* start *

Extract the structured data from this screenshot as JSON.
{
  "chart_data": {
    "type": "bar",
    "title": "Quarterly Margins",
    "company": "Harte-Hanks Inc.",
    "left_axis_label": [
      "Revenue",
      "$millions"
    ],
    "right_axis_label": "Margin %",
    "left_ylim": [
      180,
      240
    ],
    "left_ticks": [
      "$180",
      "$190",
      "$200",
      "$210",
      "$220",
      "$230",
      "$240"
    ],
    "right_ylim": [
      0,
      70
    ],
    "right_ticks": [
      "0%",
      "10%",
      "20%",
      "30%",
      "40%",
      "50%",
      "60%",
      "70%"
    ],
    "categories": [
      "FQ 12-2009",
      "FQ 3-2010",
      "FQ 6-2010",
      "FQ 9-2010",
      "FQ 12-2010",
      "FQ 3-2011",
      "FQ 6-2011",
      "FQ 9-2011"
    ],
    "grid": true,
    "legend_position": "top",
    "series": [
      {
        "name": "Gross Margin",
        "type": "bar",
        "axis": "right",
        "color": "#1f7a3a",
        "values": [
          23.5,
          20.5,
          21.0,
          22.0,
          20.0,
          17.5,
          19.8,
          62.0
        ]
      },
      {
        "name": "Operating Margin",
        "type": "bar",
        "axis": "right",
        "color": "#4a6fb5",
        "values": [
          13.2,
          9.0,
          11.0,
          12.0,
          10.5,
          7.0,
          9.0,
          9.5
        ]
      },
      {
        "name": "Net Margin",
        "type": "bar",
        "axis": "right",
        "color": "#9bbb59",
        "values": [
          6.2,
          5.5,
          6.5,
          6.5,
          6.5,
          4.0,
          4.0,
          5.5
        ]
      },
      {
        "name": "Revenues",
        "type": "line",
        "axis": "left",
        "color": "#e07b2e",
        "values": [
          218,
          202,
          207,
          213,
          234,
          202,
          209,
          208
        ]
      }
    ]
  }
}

* end *

**Goal**
The records above should be duplicated in full, exactly as given.

**Exercise output**
Extract the structured data from this screenshot as JSON.
{
  "chart_data": {
    "type": "bar",
    "title": "Quarterly Margins",
    "company": "Harte-Hanks Inc.",
    "left_axis_label": [
      "Revenue",
      "$millions"
    ],
    "right_axis_label": "Margin %",
    "left_ylim": [
      180,
      240
    ],
    "left_ticks": [
      "$180",
      "$190",
      "$200",
      "$210",
      "$220",
      "$230",
      "$240"
    ],
    "right_ylim": [
      0,
      70
    ],
    "right_ticks": [
      "0%",
      "10%",
      "20%",
      "30%",
      "40%",
      "50%",
      "60%",
      "70%"
    ],
    "categories": [
      "FQ 12-2009",
      "FQ 3-2010",
      "FQ 6-2010",
      "FQ 9-2010",
      "FQ 12-2010",
      "FQ 3-2011",
      "FQ 6-2011",
      "FQ 9-2011"
    ],
    "grid": true,
    "legend_position": "top",
    "series": [
      {
        "name": "Gross Margin",
        "type": "bar",
        "axis": "right",
        "color": "#1f7a3a",
        "values": [
          23.5,
          20.5,
          21.0,
          22.0,
          20.0,
          17.5,
          19.8,
          62.0
        ]
      },
      {
        "name": "Operating Margin",
        "type": "bar",
        "axis": "right",
        "color": "#4a6fb5",
        "values": [
          13.2,
          9.0,
          11.0,
          12.0,
          10.5,
          7.0,
          9.0,
          9.5
        ]
      },
      {
        "name": "Net Margin",
        "type": "bar",
        "axis": "right",
        "color": "#9bbb59",
        "values": [
          6.2,
          5.5,
          6.5,
          6.5,
          6.5,
          4.0,
          4.0,
          5.5
        ]
      },
      {
        "name": "Revenues",
        "type": "line",
        "axis": "left",
        "color": "#e07b2e",
        "values": [
          218,
          202,
          207,
          213,
          234,
          202,
          209,
          208
        ]
      }
    ]
  }
}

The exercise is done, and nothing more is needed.